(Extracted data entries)
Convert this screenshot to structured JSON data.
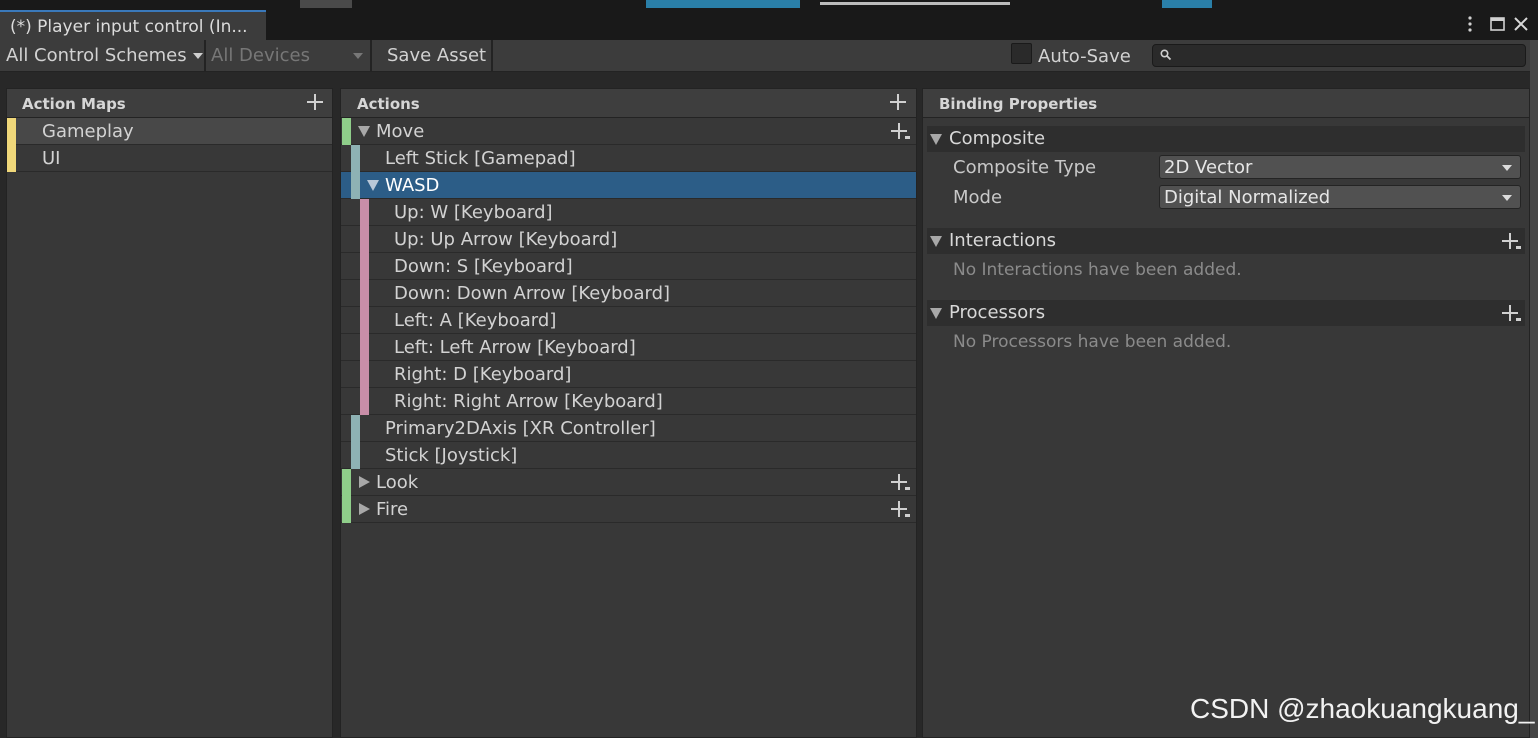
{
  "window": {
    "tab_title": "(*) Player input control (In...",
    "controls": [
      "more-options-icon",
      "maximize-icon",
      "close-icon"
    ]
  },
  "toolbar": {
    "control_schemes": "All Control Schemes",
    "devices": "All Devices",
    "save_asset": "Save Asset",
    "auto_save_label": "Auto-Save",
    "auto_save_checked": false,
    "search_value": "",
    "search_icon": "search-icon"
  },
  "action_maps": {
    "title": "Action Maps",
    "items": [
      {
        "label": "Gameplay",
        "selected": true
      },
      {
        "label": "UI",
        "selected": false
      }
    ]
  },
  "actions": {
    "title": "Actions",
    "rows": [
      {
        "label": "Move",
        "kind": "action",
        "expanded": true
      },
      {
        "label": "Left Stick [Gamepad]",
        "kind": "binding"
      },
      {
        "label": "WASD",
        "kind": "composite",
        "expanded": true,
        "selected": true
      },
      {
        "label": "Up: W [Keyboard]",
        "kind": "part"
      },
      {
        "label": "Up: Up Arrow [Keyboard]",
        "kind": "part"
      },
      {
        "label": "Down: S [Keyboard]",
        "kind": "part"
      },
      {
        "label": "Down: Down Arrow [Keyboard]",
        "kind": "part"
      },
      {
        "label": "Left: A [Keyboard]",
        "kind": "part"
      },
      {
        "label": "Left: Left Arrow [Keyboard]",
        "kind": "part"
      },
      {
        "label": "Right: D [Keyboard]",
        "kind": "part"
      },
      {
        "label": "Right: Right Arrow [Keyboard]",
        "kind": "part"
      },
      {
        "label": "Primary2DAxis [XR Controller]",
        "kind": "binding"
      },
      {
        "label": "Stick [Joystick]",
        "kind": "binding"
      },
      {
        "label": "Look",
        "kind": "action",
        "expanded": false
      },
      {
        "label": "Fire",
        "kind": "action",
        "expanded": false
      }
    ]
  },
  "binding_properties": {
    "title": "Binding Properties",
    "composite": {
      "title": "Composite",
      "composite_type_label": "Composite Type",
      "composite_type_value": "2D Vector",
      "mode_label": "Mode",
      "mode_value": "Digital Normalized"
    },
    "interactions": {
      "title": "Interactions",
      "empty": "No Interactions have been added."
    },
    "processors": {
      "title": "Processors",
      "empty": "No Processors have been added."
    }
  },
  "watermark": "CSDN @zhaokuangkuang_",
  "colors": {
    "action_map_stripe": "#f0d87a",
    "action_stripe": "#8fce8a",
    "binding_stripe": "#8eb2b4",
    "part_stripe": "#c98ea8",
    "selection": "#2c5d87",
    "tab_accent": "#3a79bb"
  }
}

WHAT YOU WILL DO:
Pick out lines containing the word "empty", each one as written.

RESPONSE TO THIS EXERCISE:
      "empty": "No Interactions have been added."
      "empty": "No Processors have been added."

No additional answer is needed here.